>> Begin
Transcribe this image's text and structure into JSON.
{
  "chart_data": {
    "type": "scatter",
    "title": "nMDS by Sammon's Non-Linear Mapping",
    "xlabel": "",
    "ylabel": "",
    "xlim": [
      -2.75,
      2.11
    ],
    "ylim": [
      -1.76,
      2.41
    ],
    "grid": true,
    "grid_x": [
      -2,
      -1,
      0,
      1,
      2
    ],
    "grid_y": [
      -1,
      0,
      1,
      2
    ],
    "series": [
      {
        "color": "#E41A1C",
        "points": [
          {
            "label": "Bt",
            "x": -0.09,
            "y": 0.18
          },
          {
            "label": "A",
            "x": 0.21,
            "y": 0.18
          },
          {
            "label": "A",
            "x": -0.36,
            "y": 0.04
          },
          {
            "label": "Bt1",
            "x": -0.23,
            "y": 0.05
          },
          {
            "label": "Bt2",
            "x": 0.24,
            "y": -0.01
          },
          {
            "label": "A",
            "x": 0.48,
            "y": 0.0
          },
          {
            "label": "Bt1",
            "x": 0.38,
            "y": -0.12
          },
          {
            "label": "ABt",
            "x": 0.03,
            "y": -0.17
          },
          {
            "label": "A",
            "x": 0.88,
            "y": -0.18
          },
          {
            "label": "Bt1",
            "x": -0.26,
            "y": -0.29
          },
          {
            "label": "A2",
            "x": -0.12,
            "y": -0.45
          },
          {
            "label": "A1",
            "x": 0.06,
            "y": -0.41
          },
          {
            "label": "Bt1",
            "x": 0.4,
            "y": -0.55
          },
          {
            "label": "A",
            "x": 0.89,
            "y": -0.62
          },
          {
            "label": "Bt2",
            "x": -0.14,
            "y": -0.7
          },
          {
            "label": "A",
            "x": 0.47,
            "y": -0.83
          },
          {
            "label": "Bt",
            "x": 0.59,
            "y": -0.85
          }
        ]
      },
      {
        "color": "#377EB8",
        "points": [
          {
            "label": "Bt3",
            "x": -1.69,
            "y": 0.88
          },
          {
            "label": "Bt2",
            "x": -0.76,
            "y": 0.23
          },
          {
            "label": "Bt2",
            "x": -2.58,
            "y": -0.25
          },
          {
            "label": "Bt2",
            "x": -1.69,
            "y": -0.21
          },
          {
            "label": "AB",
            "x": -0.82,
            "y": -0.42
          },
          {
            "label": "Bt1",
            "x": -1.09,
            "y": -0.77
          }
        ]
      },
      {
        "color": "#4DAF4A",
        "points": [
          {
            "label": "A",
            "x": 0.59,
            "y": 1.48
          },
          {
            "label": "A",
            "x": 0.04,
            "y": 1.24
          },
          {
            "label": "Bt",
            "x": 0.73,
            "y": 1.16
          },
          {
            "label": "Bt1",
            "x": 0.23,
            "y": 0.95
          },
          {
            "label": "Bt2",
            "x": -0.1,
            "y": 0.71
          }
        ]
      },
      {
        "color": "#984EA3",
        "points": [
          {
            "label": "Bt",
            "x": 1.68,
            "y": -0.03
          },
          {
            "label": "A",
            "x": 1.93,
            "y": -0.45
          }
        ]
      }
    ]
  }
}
>> End
GIVEN EXERCISE. Gather all lines from the records above in which "color" appears.

THE RESPONSE.
        "color": "#E41A1C",
        "color": "#377EB8",
        "color": "#4DAF4A",
        "color": "#984EA3",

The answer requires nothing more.